• _Lines of data_:

◆ ◆ ◆ ◆ ◆ ◆ ◆

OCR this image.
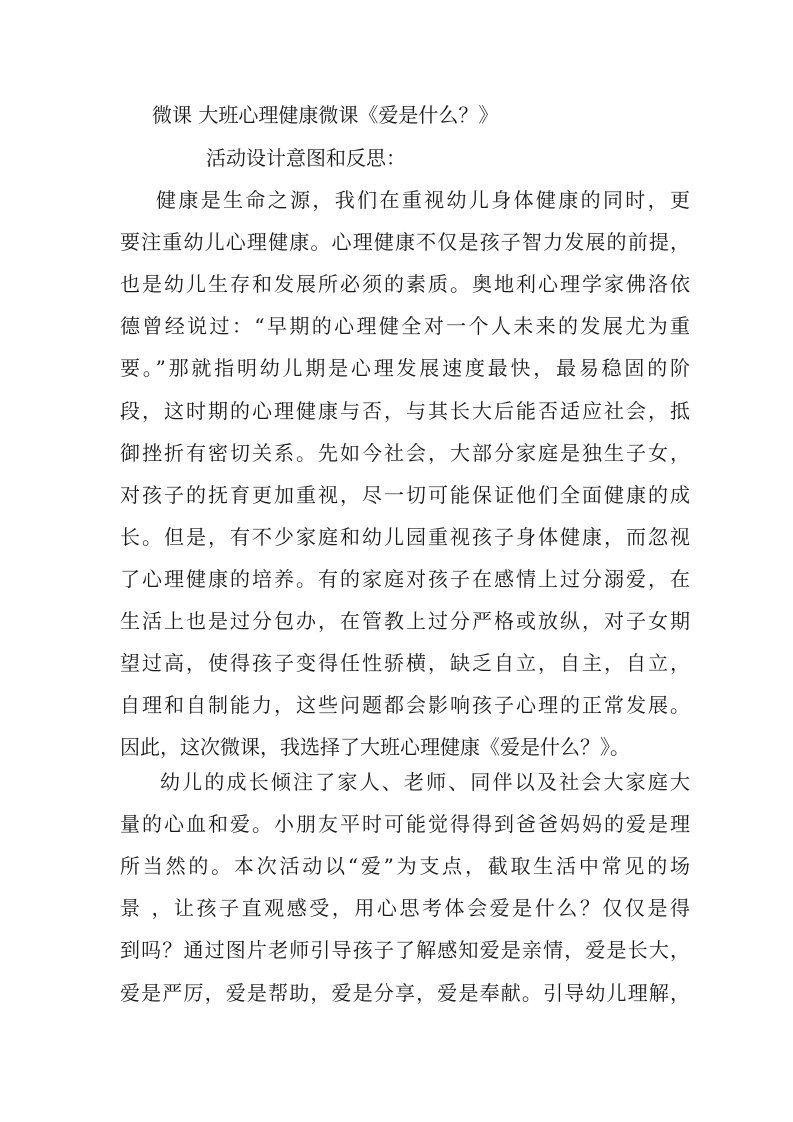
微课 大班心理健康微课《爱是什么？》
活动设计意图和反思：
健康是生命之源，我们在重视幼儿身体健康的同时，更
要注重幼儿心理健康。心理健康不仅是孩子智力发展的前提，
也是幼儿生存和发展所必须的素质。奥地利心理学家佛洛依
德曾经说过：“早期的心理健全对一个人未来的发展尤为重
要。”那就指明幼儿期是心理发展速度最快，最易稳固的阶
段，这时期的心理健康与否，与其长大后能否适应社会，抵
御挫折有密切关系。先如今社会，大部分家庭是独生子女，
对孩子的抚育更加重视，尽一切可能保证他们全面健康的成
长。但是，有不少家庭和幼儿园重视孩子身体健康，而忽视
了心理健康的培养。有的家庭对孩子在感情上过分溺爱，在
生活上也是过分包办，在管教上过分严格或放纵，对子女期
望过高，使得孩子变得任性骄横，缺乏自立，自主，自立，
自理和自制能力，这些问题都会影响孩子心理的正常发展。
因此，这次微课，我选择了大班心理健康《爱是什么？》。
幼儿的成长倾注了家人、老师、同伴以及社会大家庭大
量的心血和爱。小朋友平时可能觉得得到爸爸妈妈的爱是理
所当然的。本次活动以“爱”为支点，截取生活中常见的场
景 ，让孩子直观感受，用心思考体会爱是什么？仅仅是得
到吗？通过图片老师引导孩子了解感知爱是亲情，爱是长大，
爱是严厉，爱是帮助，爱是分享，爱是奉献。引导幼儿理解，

◆ ◆ ◆ ◆ ◆ ◆ ◆

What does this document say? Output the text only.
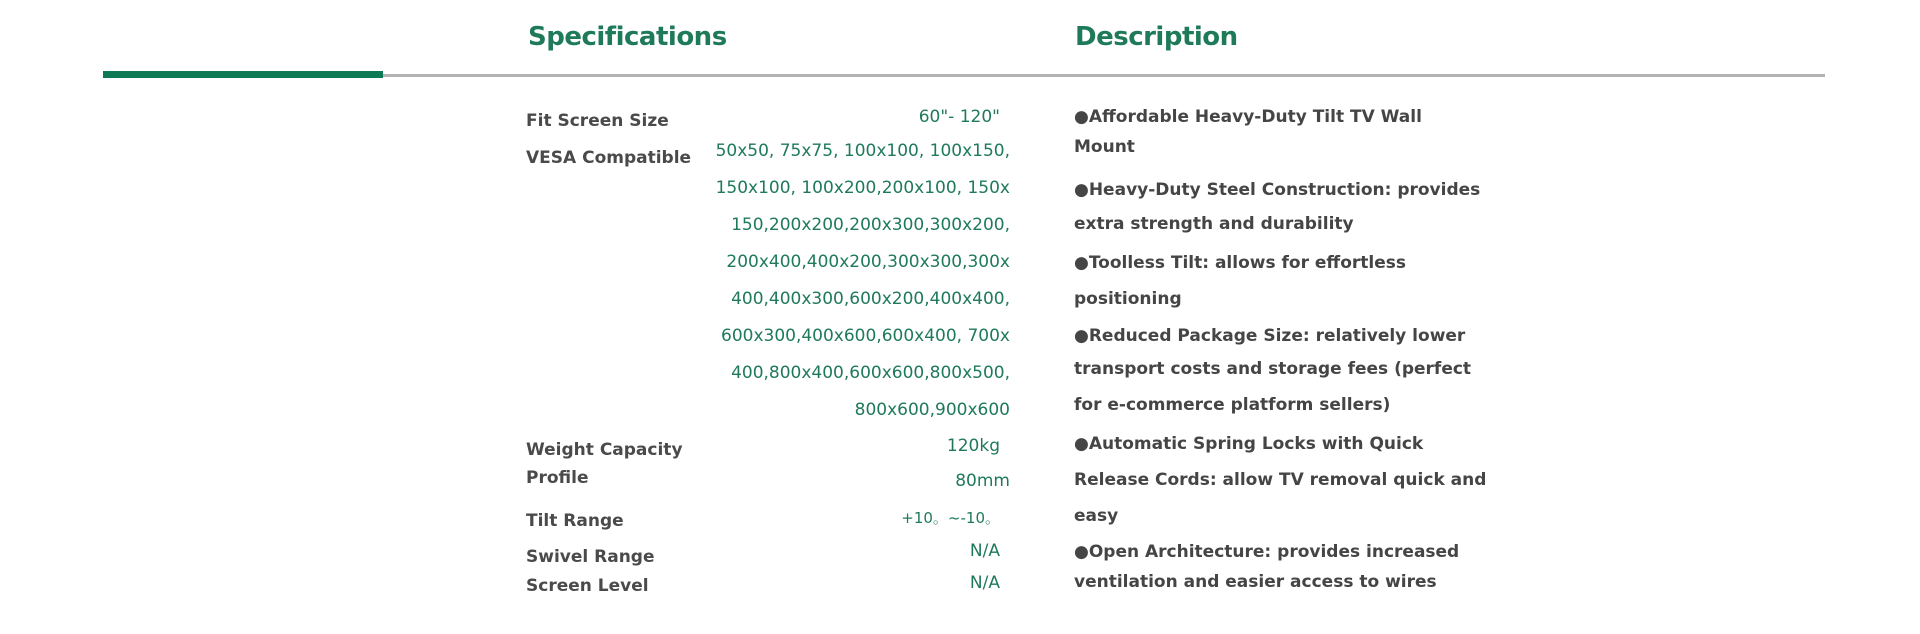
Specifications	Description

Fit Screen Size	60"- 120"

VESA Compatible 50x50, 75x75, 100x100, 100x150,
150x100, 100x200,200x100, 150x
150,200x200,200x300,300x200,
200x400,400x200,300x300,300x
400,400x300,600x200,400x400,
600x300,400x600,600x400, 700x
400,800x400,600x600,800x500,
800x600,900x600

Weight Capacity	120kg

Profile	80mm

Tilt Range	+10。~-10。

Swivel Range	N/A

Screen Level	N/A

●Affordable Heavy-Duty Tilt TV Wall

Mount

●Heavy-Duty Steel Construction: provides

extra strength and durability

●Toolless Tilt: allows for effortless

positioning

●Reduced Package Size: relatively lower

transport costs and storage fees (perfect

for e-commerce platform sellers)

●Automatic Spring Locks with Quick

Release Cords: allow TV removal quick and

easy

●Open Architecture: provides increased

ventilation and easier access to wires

◆ ◆ ◆ ◆ ◆ ◆ ◆

• _WHAT IS ASKED_: Read the entries and show each line that mentions "Size".

• _WRITTEN SOLUTION_:
Fit Screen Size	60"- 120"
●Reduced Package Size: relatively lower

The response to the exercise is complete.